(What is needed): Please report every line from the material that contains the word "الوفيات".

(Given data):
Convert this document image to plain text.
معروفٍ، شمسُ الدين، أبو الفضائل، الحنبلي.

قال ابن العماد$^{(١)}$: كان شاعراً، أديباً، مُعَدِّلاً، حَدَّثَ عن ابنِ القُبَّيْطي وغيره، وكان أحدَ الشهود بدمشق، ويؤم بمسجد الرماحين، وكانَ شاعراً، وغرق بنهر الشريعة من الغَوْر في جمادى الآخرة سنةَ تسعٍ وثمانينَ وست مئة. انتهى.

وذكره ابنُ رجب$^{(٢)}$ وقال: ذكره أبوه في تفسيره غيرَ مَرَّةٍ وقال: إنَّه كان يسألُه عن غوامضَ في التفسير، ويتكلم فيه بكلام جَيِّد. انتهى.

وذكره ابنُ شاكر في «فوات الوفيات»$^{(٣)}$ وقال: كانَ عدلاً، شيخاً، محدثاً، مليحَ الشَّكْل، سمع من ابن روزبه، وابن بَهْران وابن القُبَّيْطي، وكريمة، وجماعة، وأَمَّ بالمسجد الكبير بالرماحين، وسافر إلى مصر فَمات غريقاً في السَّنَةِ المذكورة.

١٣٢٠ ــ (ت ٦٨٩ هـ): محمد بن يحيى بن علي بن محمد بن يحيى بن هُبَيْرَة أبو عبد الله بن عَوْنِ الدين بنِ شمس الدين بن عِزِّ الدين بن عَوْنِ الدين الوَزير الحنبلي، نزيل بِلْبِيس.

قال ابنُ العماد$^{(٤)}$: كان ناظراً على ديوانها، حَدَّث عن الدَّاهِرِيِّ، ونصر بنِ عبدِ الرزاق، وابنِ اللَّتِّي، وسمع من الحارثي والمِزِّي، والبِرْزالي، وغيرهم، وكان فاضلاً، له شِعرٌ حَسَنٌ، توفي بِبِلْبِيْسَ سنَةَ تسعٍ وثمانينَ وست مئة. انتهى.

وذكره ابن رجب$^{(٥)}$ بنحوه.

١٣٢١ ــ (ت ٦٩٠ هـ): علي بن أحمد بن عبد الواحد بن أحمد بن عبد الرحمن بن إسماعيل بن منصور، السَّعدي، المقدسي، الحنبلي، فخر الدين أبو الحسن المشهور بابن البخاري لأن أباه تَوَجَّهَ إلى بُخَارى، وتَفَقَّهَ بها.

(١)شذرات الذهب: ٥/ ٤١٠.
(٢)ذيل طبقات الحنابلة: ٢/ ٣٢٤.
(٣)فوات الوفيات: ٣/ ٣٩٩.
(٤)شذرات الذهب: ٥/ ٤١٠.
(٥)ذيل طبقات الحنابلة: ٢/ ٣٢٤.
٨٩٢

(Full answer):
وذكره ابنُ شاكر في «فوات الوفيات»$^{(٣)}$ وقال: كانَ عدلاً، شيخاً، محدثاً، مليحَ الشَّكْل، سمع من ابن روزبه، وابن بَهْران وابن القُبَّيْطي، وكريمة، وجماعة، وأَمَّ بالمسجد الكبير بالرماحين، وسافر إلى مصر فَمات غريقاً في السَّنَةِ المذكورة.
(٣)فوات الوفيات: ٣/ ٣٩٩.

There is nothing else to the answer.